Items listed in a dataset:

⁂

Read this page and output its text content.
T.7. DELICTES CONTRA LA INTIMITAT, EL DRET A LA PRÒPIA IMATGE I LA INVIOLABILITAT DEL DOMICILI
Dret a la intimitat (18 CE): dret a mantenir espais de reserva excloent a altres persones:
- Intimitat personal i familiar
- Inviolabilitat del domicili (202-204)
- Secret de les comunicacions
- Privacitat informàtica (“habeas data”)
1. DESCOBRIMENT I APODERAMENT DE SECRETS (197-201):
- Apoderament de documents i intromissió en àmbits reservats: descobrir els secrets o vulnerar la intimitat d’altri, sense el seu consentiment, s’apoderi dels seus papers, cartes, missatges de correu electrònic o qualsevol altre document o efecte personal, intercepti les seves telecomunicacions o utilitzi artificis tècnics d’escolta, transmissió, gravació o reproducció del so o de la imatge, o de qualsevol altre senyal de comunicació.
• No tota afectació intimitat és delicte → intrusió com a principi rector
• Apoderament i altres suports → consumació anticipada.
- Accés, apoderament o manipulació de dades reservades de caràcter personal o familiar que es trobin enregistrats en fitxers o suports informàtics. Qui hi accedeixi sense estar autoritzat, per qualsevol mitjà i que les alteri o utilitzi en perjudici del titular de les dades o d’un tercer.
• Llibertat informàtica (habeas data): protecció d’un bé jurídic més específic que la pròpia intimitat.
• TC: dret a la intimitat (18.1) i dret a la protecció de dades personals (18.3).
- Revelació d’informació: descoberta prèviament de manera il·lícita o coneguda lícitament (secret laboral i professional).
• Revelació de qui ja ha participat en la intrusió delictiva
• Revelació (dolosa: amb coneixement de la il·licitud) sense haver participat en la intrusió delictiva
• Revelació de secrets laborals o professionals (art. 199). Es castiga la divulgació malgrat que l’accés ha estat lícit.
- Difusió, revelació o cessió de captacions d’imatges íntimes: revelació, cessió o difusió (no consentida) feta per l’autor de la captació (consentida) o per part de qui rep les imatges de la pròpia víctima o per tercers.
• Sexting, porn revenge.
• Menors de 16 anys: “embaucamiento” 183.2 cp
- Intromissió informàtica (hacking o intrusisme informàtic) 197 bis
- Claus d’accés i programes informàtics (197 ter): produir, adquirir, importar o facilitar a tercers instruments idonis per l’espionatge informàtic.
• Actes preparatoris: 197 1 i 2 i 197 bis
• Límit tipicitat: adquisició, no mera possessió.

⁂

## Request
Locate all lines in the listing above with the word "utilitzi". Copy them.

## Final result
- Apoderament de documents i intromissió en àmbits reservats: descobrir els secrets o vulnerar la intimitat d’altri, sense el seu consentiment, s’apoderi dels seus papers, cartes, missatges de correu electrònic o qualsevol altre document o efecte personal, intercepti les seves telecomunicacions o utilitzi artificis tècnics d’escolta, transmissió, gravació o reproducció del so o de la imatge, o de qualsevol altre senyal de comunicació.
- Accés, apoderament o manipulació de dades reservades de caràcter personal o familiar que es trobin enregistrats en fitxers o suports informàtics. Qui hi accedeixi sense estar autoritzat, per qualsevol mitjà i que les alteri o utilitzi en perjudici del titular de les dades o d’un tercer.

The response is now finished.